Report how many lines below include "Procedures", giving the figure alone.

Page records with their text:
┌──
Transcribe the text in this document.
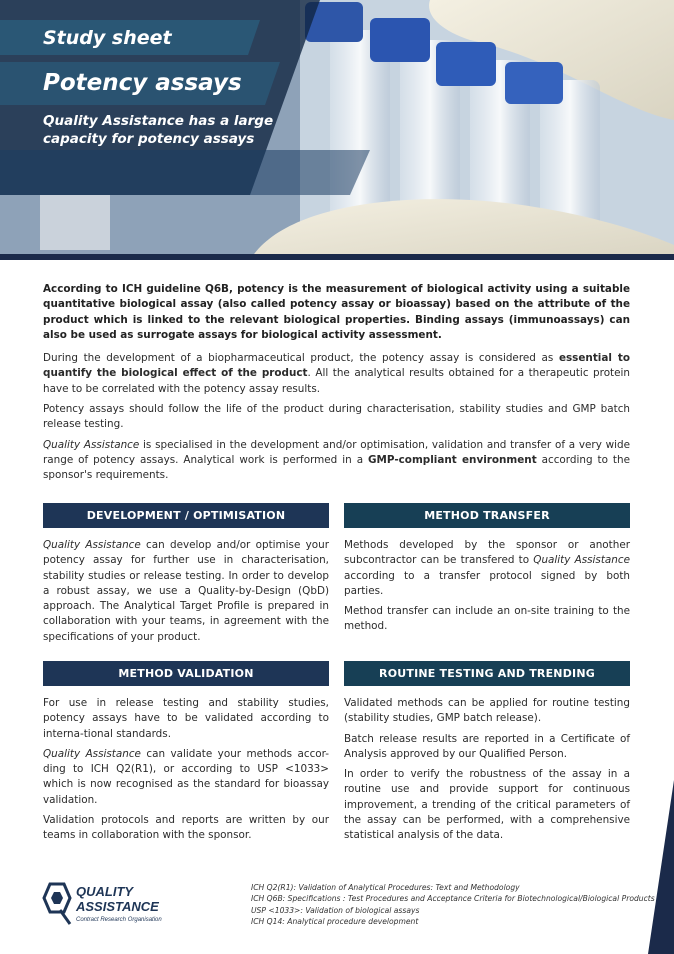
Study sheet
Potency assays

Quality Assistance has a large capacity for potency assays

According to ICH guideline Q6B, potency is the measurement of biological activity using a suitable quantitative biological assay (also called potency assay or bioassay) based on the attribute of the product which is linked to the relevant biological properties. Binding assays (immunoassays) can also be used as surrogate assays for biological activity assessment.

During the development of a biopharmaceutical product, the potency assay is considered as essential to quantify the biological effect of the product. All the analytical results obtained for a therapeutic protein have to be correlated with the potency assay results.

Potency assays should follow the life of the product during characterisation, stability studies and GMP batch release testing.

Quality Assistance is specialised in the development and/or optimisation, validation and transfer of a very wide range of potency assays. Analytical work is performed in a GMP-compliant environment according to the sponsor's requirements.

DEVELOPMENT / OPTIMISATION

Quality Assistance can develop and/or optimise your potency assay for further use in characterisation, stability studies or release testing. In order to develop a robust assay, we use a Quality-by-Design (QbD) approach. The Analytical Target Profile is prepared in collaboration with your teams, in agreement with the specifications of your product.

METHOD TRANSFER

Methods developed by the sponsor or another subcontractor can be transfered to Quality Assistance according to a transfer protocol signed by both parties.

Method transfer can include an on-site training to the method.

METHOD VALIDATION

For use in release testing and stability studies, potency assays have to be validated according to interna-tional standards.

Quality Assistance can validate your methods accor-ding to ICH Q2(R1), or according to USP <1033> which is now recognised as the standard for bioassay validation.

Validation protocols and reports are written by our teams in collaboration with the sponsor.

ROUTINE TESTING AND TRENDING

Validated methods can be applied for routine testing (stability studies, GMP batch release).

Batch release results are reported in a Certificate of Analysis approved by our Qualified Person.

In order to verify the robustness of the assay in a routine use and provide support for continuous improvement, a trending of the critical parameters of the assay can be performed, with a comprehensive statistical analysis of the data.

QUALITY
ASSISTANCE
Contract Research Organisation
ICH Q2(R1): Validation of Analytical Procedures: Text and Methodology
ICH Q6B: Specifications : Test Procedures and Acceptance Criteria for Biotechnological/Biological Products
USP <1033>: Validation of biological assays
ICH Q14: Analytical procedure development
└──
**Your solution:**
2